= To be done =
How many lines hold the string "title"? Reply with the number alone.

Start of The data

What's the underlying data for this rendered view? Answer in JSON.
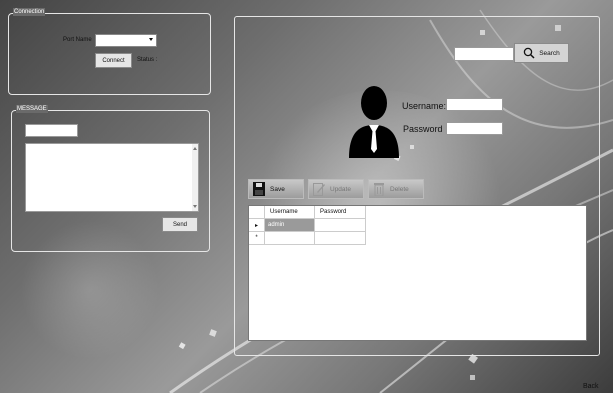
{
  "connection": {
    "title": "Connection",
    "port_label": "Port Name",
    "port_value": "",
    "connect_button": "Connect",
    "status_label": "Status :"
  },
  "message": {
    "title": "MESSAGE",
    "input_value": "",
    "text_value": "",
    "send_button": "Send"
  },
  "user_panel": {
    "search_value": "",
    "search_button": "Search",
    "username_label": "Username:",
    "password_label": "Password",
    "username_value": "",
    "password_value": "",
    "toolbar": {
      "save": "Save",
      "update": "Update",
      "delete": "Delete"
    },
    "grid": {
      "columns": [
        "Username",
        "Password"
      ],
      "rows": [
        {
          "marker": "▸",
          "username": "admin",
          "password": ""
        },
        {
          "marker": "*",
          "username": "",
          "password": ""
        }
      ]
    }
  },
  "footer": {
    "back_link": "Back"
  },
  "colors": {
    "selected_cell": "#9a9a9a",
    "group_border": "#e6e6e6"
  }
}
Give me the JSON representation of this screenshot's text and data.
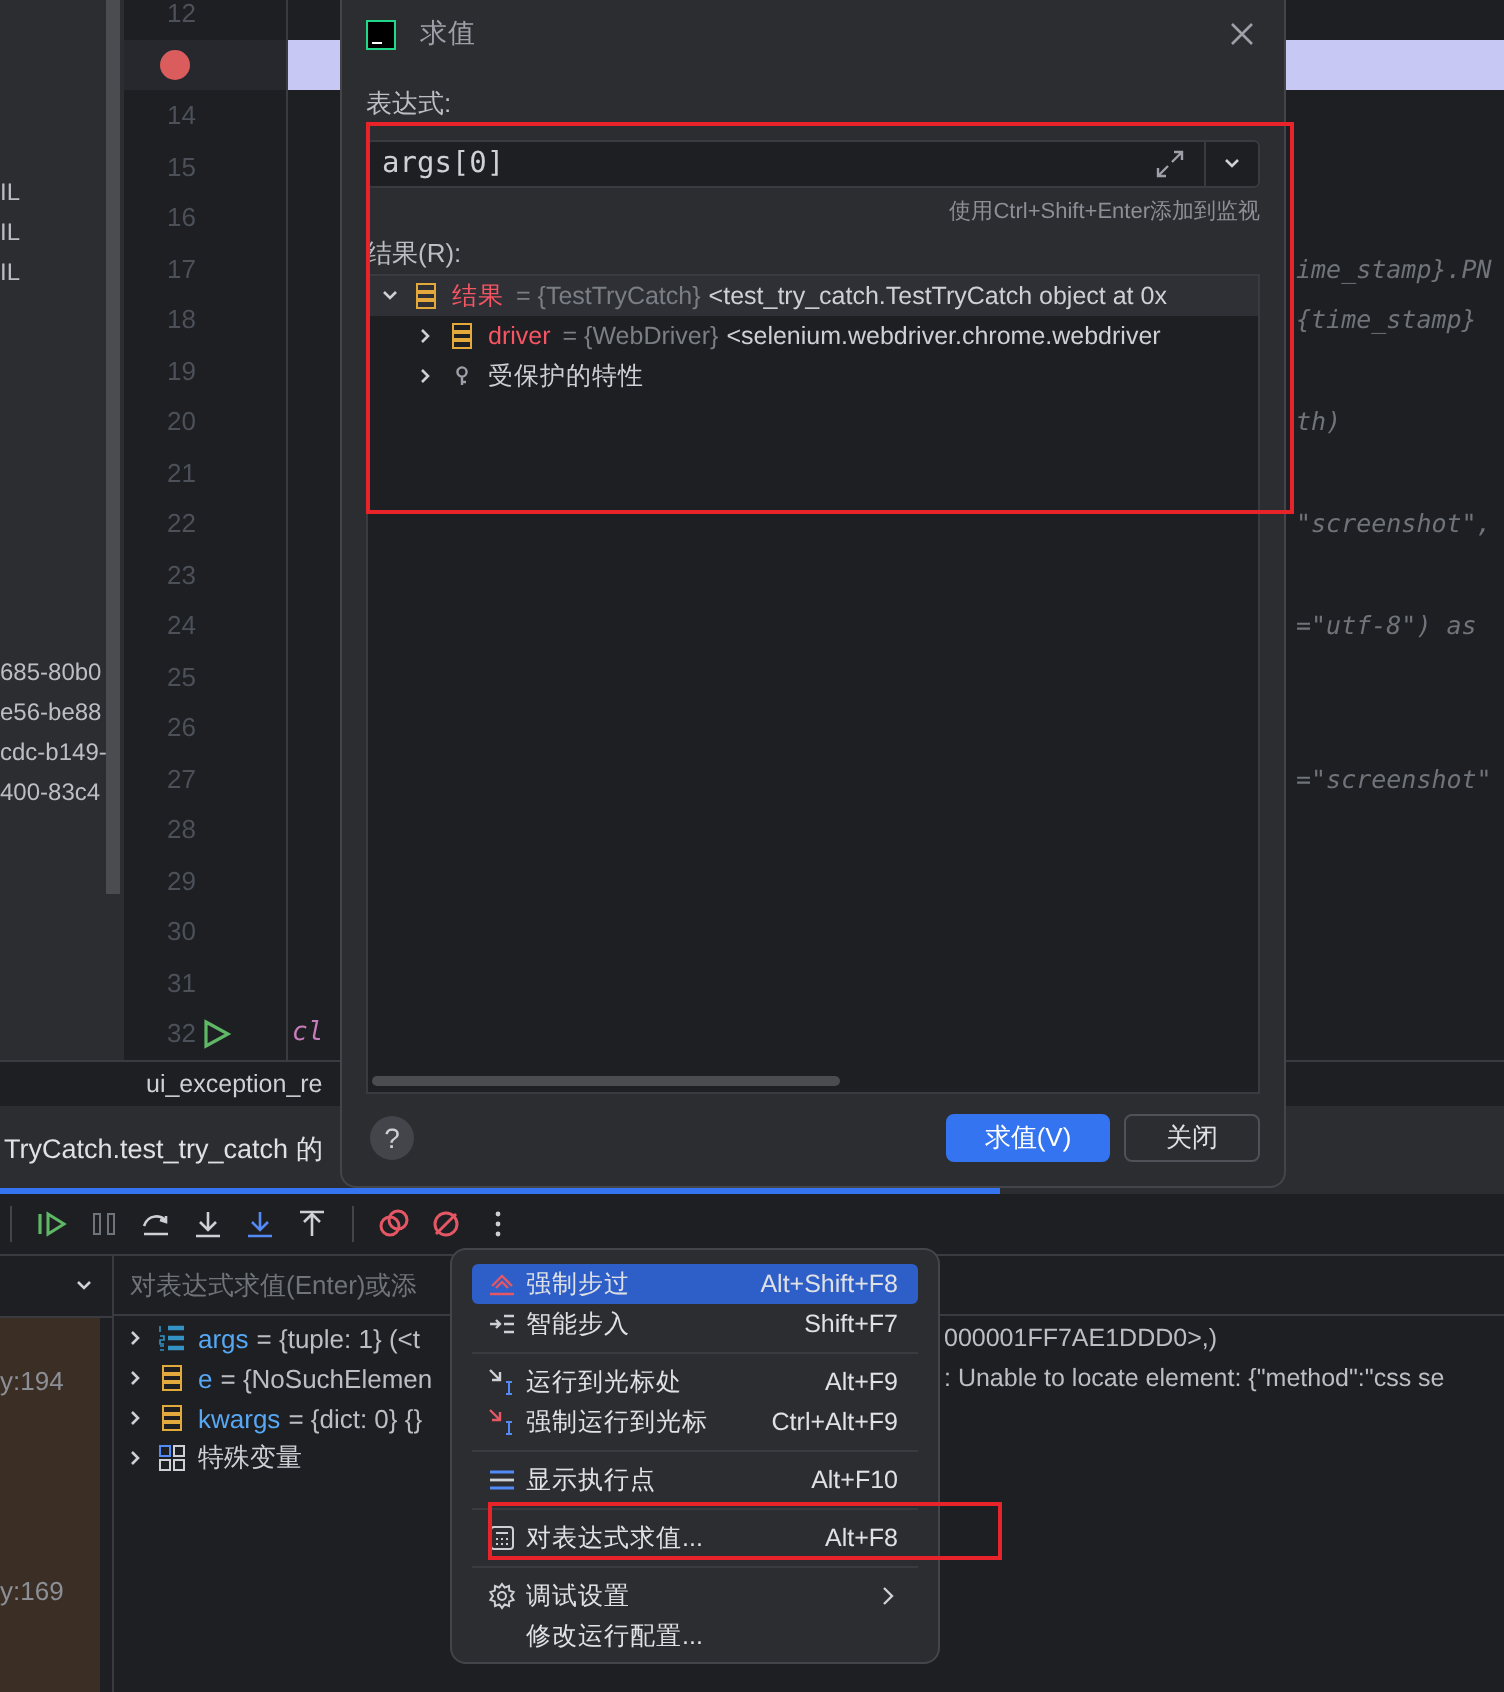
{
  "project_panel": {
    "file_rows": [
      {
        "label": "IL"
      },
      {
        "label": "IL"
      },
      {
        "label": "IL"
      }
    ],
    "id_rows": [
      {
        "label": "685-80b0"
      },
      {
        "label": "e56-be88"
      },
      {
        "label": "cdc-b149-"
      },
      {
        "label": "400-83c4"
      }
    ]
  },
  "editor": {
    "lines": [
      {
        "number": "12",
        "kind": "plain",
        "breakpoint": false,
        "current": false
      },
      {
        "kind": "plain",
        "breakpoint": true,
        "current": true
      },
      {
        "number": "14",
        "kind": "plain",
        "breakpoint": false,
        "current": false
      },
      {
        "number": "15",
        "kind": "plain",
        "breakpoint": false,
        "current": false
      },
      {
        "number": "16",
        "kind": "plain",
        "breakpoint": false,
        "current": false
      },
      {
        "number": "17",
        "kind": "clipped",
        "code": "ime_stamp}.PN",
        "breakpoint": false,
        "current": false
      },
      {
        "number": "18",
        "kind": "clipped",
        "code": "{time_stamp}",
        "breakpoint": false,
        "current": false
      },
      {
        "number": "19",
        "kind": "plain",
        "breakpoint": false,
        "current": false
      },
      {
        "number": "20",
        "kind": "clipped",
        "code": "th)",
        "breakpoint": false,
        "current": false
      },
      {
        "number": "21",
        "kind": "plain",
        "breakpoint": false,
        "current": false
      },
      {
        "number": "22",
        "kind": "clipped",
        "code": "\"screenshot\",",
        "breakpoint": false,
        "current": false
      },
      {
        "number": "23",
        "kind": "plain",
        "breakpoint": false,
        "current": false
      },
      {
        "number": "24",
        "kind": "clipped",
        "code": "=\"utf-8\") as",
        "breakpoint": false,
        "current": false
      },
      {
        "number": "25",
        "kind": "plain",
        "breakpoint": false,
        "current": false
      },
      {
        "number": "26",
        "kind": "plain",
        "breakpoint": false,
        "current": false
      },
      {
        "number": "27",
        "kind": "clipped",
        "code": "=\"screenshot\"",
        "breakpoint": false,
        "current": false
      },
      {
        "number": "28",
        "kind": "plain",
        "breakpoint": false,
        "current": false
      },
      {
        "number": "29",
        "kind": "plain",
        "breakpoint": false,
        "current": false
      },
      {
        "number": "30",
        "kind": "plain",
        "breakpoint": false,
        "current": false
      },
      {
        "number": "31",
        "kind": "plain",
        "breakpoint": false,
        "current": false
      },
      {
        "number": "32",
        "kind": "class",
        "code": "cl",
        "breakpoint": false,
        "current": false
      }
    ]
  },
  "editor_tab": {
    "label": "ui_exception_re"
  },
  "debug_tab": {
    "label": "TryCatch.test_try_catch 的",
    "selected": true
  },
  "frames": [
    {
      "label": "y:194"
    },
    {
      "label": "y:169"
    }
  ],
  "variables": {
    "placeholder": "对表达式求值(Enter)或添",
    "rows": [
      {
        "kind": "list",
        "name": "args",
        "value": "= {tuple: 1} (<t",
        "tail": "000001FF7AE1DDD0>,)"
      },
      {
        "kind": "object",
        "name": "e",
        "value": "= {NoSuchElemen",
        "tail": ": Unable to locate element: {\"method\":\"css se"
      },
      {
        "kind": "object",
        "name": "kwargs",
        "value": "= {dict: 0} {}"
      },
      {
        "kind": "group",
        "name": "特殊变量"
      }
    ]
  },
  "evaluate_dialog": {
    "title": "求值",
    "expression_label": "表达式:",
    "expression": "args[0]",
    "hint": "使用Ctrl+Shift+Enter添加到监视",
    "result_label": "结果(R):",
    "results": [
      {
        "kind": "object",
        "name": "结果",
        "type": "= {TestTryCatch}",
        "value": "<test_try_catch.TestTryCatch object at 0x",
        "expanded": true,
        "selected": true,
        "children": [
          {
            "kind": "object",
            "name": "driver",
            "type": "= {WebDriver}",
            "value": "<selenium.webdriver.chrome.webdriver",
            "expanded": false,
            "selected": false
          },
          {
            "kind": "group",
            "name": "受保护的特性",
            "expanded": false,
            "selected": false
          }
        ]
      }
    ],
    "help": "?",
    "buttons": [
      {
        "label": "求值(V)",
        "kind": "primary"
      },
      {
        "label": "关闭",
        "kind": "secondary"
      }
    ]
  },
  "context_menu": {
    "groups": [
      [
        {
          "label": "强制步过",
          "shortcut": "Alt+Shift+F8",
          "selected": true
        },
        {
          "label": "智能步入",
          "shortcut": "Shift+F7",
          "selected": false
        }
      ],
      [
        {
          "label": "运行到光标处",
          "shortcut": "Alt+F9",
          "selected": false
        },
        {
          "label": "强制运行到光标",
          "shortcut": "Ctrl+Alt+F9",
          "selected": false
        }
      ],
      [
        {
          "label": "显示执行点",
          "shortcut": "Alt+F10",
          "selected": false
        }
      ],
      [
        {
          "label": "对表达式求值...",
          "shortcut": "Alt+F8",
          "selected": false
        }
      ],
      [
        {
          "label": "调试设置",
          "submenu": true,
          "selected": false
        },
        {
          "label": "修改运行配置...",
          "selected": false
        }
      ]
    ]
  }
}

End of The data

= Full response =
3